Written problem: Write out every entry exactly as it stands.

Provided material:
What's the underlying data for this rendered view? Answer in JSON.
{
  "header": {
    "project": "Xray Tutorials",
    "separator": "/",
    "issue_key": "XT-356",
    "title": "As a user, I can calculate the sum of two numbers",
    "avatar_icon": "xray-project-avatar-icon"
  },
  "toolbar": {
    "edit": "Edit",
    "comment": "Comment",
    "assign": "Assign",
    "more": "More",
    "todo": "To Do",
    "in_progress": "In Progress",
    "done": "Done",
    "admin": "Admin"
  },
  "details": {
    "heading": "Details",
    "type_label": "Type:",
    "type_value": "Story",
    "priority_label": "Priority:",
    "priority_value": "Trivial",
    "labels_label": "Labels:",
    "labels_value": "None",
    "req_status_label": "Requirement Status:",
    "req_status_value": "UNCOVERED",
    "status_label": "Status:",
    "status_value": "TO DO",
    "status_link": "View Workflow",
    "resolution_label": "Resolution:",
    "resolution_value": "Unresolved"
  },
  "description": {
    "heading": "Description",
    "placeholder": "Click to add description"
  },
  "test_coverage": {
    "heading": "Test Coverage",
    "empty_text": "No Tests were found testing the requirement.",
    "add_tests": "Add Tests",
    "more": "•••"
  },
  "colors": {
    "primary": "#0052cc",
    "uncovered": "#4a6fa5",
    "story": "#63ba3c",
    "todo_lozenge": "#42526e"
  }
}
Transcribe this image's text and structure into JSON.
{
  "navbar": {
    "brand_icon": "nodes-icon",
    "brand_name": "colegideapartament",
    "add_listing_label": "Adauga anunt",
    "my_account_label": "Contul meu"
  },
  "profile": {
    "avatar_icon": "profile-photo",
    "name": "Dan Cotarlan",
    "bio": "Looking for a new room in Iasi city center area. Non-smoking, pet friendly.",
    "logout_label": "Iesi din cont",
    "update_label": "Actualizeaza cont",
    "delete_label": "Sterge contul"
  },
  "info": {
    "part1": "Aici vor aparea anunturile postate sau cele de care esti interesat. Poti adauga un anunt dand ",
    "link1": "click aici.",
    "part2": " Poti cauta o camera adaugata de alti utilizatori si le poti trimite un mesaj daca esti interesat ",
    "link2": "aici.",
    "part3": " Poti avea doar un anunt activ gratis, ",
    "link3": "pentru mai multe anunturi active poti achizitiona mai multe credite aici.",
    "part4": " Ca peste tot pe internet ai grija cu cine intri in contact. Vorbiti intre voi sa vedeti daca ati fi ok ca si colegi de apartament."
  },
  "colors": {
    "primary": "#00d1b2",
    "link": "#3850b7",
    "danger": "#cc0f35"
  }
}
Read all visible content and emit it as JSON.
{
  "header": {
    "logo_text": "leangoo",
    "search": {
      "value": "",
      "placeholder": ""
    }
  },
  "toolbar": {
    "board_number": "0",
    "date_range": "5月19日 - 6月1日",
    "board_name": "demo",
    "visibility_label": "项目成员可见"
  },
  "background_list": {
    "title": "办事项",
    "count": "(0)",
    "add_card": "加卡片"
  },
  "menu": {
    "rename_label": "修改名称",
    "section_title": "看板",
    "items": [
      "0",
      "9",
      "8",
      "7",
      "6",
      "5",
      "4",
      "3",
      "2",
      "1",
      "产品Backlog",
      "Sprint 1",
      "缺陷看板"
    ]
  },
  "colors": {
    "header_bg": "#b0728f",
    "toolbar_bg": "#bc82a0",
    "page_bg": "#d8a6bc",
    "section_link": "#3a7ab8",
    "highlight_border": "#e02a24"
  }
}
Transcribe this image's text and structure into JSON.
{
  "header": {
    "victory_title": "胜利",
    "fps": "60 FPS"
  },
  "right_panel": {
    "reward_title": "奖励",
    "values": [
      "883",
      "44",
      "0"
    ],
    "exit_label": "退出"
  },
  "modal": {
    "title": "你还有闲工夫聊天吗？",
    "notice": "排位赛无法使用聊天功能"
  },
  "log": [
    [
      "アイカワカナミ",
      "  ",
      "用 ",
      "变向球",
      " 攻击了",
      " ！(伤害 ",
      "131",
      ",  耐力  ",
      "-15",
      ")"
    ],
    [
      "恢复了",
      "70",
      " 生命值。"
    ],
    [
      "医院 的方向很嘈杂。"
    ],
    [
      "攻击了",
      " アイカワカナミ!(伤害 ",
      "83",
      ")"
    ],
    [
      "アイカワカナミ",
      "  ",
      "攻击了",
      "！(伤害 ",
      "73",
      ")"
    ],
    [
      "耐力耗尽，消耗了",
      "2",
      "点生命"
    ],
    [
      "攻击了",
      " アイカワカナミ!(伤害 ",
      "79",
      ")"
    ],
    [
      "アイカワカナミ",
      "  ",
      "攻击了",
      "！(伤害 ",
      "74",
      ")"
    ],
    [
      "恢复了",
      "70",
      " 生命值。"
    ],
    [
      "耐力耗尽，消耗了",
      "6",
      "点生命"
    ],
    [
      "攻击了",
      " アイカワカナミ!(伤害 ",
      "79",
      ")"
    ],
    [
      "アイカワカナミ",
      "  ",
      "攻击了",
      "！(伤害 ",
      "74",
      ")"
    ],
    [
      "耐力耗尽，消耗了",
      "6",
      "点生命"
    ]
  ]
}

Result:
What's the underlying data for this rendered view? Answer in JSON.
{
  "header": {
    "project": "Xray Tutorials",
    "separator": "/",
    "issue_key": "XT-356",
    "title": "As a user, I can calculate the sum of two numbers",
    "avatar_icon": "xray-project-avatar-icon"
  },
  "toolbar": {
    "edit": "Edit",
    "comment": "Comment",
    "assign": "Assign",
    "more": "More",
    "todo": "To Do",
    "in_progress": "In Progress",
    "done": "Done",
    "admin": "Admin"
  },
  "details": {
    "heading": "Details",
    "type_label": "Type:",
    "type_value": "Story",
    "priority_label": "Priority:",
    "priority_value": "Trivial",
    "labels_label": "Labels:",
    "labels_value": "None",
    "req_status_label": "Requirement Status:",
    "req_status_value": "UNCOVERED",
    "status_label": "Status:",
    "status_value": "TO DO",
    "status_link": "View Workflow",
    "resolution_label": "Resolution:",
    "resolution_value": "Unresolved"
  },
  "description": {
    "heading": "Description",
    "placeholder": "Click to add description"
  },
  "test_coverage": {
    "heading": "Test Coverage",
    "empty_text": "No Tests were found testing the requirement.",
    "add_tests": "Add Tests",
    "more": "•••"
  },
  "colors": {
    "primary": "#0052cc",
    "uncovered": "#4a6fa5",
    "story": "#63ba3c",
    "todo_lozenge": "#42526e"
  }
}
Transcribe this image's text and structure into JSON.
{
  "navbar": {
    "brand_icon": "nodes-icon",
    "brand_name": "colegideapartament",
    "add_listing_label": "Adauga anunt",
    "my_account_label": "Contul meu"
  },
  "profile": {
    "avatar_icon": "profile-photo",
    "name": "Dan Cotarlan",
    "bio": "Looking for a new room in Iasi city center area. Non-smoking, pet friendly.",
    "logout_label": "Iesi din cont",
    "update_label": "Actualizeaza cont",
    "delete_label": "Sterge contul"
  },
  "info": {
    "part1": "Aici vor aparea anunturile postate sau cele de care esti interesat. Poti adauga un anunt dand ",
    "link1": "click aici.",
    "part2": " Poti cauta o camera adaugata de alti utilizatori si le poti trimite un mesaj daca esti interesat ",
    "link2": "aici.",
    "part3": " Poti avea doar un anunt activ gratis, ",
    "link3": "pentru mai multe anunturi active poti achizitiona mai multe credite aici.",
    "part4": " Ca peste tot pe internet ai grija cu cine intri in contact. Vorbiti intre voi sa vedeti daca ati fi ok ca si colegi de apartament."
  },
  "colors": {
    "primary": "#00d1b2",
    "link": "#3850b7",
    "danger": "#cc0f35"
  }
}
Read all visible content and emit it as JSON.
{
  "header": {
    "logo_text": "leangoo",
    "search": {
      "value": "",
      "placeholder": ""
    }
  },
  "toolbar": {
    "board_number": "0",
    "date_range": "5月19日 - 6月1日",
    "board_name": "demo",
    "visibility_label": "项目成员可见"
  },
  "background_list": {
    "title": "办事项",
    "count": "(0)",
    "add_card": "加卡片"
  },
  "menu": {
    "rename_label": "修改名称",
    "section_title": "看板",
    "items": [
      "0",
      "9",
      "8",
      "7",
      "6",
      "5",
      "4",
      "3",
      "2",
      "1",
      "产品Backlog",
      "Sprint 1",
      "缺陷看板"
    ]
  },
  "colors": {
    "header_bg": "#b0728f",
    "toolbar_bg": "#bc82a0",
    "page_bg": "#d8a6bc",
    "section_link": "#3a7ab8",
    "highlight_border": "#e02a24"
  }
}
Transcribe this image's text and structure into JSON.
{
  "header": {
    "victory_title": "胜利",
    "fps": "60 FPS"
  },
  "right_panel": {
    "reward_title": "奖励",
    "values": [
      "883",
      "44",
      "0"
    ],
    "exit_label": "退出"
  },
  "modal": {
    "title": "你还有闲工夫聊天吗？",
    "notice": "排位赛无法使用聊天功能"
  },
  "log": [
    [
      "アイカワカナミ",
      "  ",
      "用 ",
      "变向球",
      " 攻击了",
      " ！(伤害 ",
      "131",
      ",  耐力  ",
      "-15",
      ")"
    ],
    [
      "恢复了",
      "70",
      " 生命值。"
    ],
    [
      "医院 的方向很嘈杂。"
    ],
    [
      "攻击了",
      " アイカワカナミ!(伤害 ",
      "83",
      ")"
    ],
    [
      "アイカワカナミ",
      "  ",
      "攻击了",
      "！(伤害 ",
      "73",
      ")"
    ],
    [
      "耐力耗尽，消耗了",
      "2",
      "点生命"
    ],
    [
      "攻击了",
      " アイカワカナミ!(伤害 ",
      "79",
      ")"
    ],
    [
      "アイカワカナミ",
      "  ",
      "攻击了",
      "！(伤害 ",
      "74",
      ")"
    ],
    [
      "恢复了",
      "70",
      " 生命值。"
    ],
    [
      "耐力耗尽，消耗了",
      "6",
      "点生命"
    ],
    [
      "攻击了",
      " アイカワカナミ!(伤害 ",
      "79",
      ")"
    ],
    [
      "アイカワカナミ",
      "  ",
      "攻击了",
      "！(伤害 ",
      "74",
      ")"
    ],
    [
      "耐力耗尽，消耗了",
      "6",
      "点生命"
    ]
  ]
}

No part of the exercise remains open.